• **AIM**
Everything from the line containing "Enumerate this screenshot's" through the final line of the records must be transcribed verbatim; nothing else belongs in the result.

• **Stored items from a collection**
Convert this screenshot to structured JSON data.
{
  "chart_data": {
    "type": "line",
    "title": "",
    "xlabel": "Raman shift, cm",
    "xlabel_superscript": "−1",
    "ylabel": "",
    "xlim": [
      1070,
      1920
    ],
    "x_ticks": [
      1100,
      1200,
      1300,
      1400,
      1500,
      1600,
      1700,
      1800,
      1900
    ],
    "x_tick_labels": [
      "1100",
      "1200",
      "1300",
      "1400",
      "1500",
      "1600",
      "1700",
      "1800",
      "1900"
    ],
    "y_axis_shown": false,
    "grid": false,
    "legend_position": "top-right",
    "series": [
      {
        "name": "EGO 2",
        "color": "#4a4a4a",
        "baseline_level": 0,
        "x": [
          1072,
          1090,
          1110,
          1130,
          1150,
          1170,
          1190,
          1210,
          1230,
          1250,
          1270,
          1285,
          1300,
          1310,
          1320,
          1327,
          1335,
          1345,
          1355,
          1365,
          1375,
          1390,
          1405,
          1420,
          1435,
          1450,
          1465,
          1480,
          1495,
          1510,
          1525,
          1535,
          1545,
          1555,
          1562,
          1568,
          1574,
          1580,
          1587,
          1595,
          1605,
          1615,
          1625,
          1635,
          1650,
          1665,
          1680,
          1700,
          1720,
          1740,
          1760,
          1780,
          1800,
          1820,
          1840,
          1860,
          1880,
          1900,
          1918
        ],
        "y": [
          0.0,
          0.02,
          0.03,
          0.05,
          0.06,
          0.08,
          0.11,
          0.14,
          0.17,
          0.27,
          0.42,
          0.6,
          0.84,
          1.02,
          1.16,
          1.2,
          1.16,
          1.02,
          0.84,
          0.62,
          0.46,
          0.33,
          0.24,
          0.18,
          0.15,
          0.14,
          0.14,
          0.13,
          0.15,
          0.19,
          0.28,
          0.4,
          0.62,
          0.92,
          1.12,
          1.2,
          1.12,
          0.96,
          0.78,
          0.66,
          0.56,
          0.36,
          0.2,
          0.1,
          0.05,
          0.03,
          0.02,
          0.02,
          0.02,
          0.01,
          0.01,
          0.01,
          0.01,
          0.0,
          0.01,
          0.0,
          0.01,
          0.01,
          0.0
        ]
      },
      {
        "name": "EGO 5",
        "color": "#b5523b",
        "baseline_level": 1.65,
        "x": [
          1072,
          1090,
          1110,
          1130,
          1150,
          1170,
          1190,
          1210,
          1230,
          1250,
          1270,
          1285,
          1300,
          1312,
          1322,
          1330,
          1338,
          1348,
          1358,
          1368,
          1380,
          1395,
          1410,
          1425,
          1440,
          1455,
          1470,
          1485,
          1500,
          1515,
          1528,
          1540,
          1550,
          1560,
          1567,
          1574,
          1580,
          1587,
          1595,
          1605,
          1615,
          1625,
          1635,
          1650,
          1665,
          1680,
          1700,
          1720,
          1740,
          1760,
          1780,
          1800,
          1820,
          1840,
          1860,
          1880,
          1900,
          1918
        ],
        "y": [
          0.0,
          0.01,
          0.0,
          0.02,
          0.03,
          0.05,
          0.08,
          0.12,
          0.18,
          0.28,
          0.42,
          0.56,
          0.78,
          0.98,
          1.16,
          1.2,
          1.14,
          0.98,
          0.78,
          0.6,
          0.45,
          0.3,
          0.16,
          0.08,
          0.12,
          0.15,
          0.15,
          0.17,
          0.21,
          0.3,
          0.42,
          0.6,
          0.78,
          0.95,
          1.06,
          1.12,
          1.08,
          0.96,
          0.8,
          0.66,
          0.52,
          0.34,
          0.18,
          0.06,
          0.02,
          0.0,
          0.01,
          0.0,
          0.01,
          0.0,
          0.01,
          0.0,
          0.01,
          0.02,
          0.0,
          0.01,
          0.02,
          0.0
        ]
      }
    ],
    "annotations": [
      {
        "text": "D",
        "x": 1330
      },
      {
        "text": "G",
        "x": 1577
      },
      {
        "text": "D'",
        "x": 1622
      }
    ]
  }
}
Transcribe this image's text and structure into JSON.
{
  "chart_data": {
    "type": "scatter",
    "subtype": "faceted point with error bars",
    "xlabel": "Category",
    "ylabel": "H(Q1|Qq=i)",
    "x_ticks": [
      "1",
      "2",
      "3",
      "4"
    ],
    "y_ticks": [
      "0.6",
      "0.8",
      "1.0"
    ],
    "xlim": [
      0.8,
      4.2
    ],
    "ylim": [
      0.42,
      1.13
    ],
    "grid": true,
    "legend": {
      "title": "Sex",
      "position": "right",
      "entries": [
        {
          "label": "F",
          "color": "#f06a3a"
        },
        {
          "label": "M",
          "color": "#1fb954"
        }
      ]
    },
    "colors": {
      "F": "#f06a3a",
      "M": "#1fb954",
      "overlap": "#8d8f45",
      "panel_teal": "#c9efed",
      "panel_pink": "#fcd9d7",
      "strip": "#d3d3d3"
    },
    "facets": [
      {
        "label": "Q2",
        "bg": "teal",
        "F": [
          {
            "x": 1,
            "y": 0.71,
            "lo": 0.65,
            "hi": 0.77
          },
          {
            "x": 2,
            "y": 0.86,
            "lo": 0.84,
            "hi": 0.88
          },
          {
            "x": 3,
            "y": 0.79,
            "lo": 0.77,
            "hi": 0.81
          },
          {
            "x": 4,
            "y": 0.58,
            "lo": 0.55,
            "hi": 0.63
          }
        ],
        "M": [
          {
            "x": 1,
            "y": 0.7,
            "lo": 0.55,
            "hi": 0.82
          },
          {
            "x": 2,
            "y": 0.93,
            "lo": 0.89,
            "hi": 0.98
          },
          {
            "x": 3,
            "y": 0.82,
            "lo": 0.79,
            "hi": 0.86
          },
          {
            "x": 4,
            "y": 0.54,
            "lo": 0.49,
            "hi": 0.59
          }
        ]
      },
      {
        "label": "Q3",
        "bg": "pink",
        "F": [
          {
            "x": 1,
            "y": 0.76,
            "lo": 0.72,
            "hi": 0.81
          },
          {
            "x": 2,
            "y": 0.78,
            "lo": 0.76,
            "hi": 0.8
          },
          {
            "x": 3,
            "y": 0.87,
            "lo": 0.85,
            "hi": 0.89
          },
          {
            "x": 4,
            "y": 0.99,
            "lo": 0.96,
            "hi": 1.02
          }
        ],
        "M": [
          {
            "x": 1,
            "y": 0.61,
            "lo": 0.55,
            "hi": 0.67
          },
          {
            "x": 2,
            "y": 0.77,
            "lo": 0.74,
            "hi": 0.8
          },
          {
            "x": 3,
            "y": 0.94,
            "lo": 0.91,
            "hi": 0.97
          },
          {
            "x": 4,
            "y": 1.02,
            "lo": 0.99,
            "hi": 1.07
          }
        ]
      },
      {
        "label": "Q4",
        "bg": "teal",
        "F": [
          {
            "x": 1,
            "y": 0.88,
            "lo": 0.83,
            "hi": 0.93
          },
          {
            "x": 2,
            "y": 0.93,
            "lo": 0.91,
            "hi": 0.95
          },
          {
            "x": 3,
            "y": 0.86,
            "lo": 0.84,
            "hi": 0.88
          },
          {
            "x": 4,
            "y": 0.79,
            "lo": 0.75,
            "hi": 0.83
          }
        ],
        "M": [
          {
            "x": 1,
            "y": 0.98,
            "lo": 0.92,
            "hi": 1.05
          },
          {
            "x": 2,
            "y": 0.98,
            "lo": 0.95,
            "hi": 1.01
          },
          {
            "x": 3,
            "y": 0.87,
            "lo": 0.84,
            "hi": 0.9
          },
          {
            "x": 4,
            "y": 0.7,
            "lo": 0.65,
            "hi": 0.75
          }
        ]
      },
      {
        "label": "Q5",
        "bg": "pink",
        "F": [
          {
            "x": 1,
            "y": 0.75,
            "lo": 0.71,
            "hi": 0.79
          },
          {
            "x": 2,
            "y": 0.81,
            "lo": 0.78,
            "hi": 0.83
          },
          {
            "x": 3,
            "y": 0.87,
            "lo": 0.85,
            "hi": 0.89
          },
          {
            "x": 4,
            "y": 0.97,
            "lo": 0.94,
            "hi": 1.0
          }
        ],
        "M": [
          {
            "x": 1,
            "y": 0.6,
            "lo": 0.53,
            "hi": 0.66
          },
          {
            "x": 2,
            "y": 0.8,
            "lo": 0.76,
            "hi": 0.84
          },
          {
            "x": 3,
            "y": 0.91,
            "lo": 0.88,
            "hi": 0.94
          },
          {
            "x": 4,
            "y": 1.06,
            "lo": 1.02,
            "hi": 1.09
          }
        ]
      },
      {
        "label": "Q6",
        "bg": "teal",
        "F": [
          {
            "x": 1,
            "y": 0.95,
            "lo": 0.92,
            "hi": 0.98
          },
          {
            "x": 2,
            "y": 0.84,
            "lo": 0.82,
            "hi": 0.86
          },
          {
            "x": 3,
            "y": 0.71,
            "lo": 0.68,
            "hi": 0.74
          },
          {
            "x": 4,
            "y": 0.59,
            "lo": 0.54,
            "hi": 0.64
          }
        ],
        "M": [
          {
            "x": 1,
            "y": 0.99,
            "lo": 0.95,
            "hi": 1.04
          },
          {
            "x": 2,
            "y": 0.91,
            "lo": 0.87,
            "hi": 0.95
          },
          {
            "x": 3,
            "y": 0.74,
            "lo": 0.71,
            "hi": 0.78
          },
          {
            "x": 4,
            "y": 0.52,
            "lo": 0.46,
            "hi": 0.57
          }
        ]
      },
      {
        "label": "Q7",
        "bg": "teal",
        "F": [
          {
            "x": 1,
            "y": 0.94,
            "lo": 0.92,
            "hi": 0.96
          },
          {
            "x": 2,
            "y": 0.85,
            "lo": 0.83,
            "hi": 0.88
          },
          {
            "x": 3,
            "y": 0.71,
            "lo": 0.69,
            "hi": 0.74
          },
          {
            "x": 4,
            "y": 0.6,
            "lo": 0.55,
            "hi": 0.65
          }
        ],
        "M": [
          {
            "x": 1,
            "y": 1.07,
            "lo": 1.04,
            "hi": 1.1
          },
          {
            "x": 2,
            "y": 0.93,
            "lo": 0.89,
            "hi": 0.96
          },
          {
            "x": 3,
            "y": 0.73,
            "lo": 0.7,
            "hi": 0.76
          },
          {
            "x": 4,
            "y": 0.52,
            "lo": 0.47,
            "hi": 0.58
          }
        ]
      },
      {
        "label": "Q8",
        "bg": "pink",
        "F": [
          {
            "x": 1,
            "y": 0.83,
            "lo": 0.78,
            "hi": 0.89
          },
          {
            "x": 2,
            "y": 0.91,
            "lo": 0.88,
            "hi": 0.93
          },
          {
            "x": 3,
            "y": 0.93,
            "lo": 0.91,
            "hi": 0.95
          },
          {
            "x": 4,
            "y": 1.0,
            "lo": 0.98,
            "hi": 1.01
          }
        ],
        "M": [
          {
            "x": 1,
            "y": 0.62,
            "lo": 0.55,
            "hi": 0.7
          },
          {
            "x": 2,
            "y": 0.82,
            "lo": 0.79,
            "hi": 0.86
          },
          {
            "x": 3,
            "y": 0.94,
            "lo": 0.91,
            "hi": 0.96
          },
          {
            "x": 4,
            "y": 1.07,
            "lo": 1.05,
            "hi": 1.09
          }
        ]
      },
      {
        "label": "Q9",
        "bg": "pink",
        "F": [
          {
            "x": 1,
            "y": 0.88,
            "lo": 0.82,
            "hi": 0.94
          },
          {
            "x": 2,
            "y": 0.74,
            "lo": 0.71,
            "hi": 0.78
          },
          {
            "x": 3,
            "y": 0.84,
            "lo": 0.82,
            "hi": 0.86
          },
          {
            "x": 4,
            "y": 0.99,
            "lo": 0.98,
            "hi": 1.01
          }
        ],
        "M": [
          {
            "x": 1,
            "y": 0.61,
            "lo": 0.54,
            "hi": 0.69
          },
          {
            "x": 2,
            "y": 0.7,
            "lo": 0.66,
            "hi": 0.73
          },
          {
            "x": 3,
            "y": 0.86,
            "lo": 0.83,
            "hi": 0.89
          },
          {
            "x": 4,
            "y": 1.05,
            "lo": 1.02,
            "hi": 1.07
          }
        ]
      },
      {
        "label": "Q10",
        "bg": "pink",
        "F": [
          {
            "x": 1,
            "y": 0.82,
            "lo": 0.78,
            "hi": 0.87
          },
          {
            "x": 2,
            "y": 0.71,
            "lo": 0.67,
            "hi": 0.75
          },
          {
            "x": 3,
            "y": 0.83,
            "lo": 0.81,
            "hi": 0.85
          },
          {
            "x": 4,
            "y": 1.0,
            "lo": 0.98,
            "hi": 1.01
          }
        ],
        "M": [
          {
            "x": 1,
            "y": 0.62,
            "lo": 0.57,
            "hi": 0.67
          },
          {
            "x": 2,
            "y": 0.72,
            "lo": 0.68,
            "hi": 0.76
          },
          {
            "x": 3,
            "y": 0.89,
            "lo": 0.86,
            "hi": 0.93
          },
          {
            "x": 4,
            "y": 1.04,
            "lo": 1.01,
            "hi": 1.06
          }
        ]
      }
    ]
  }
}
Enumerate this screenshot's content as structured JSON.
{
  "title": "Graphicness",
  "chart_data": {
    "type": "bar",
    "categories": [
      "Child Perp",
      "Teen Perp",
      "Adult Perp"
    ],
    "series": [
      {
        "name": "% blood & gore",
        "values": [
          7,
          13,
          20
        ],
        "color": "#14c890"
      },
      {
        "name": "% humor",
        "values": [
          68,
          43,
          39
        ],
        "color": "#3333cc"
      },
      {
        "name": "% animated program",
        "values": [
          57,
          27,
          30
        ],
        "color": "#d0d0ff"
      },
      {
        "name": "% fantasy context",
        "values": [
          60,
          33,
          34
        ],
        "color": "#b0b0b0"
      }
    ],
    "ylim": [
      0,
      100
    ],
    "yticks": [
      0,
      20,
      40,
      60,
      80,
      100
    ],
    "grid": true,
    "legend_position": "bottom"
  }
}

• **FULL SOLUTION**
Enumerate this screenshot's content as structured JSON.
{
  "title": "Graphicness",
  "chart_data": {
    "type": "bar",
    "categories": [
      "Child Perp",
      "Teen Perp",
      "Adult Perp"
    ],
    "series": [
      {
        "name": "% blood & gore",
        "values": [
          7,
          13,
          20
        ],
        "color": "#14c890"
      },
      {
        "name": "% humor",
        "values": [
          68,
          43,
          39
        ],
        "color": "#3333cc"
      },
      {
        "name": "% animated program",
        "values": [
          57,
          27,
          30
        ],
        "color": "#d0d0ff"
      },
      {
        "name": "% fantasy context",
        "values": [
          60,
          33,
          34
        ],
        "color": "#b0b0b0"
      }
    ],
    "ylim": [
      0,
      100
    ],
    "yticks": [
      0,
      20,
      40,
      60,
      80,
      100
    ],
    "grid": true,
    "legend_position": "bottom"
  }
}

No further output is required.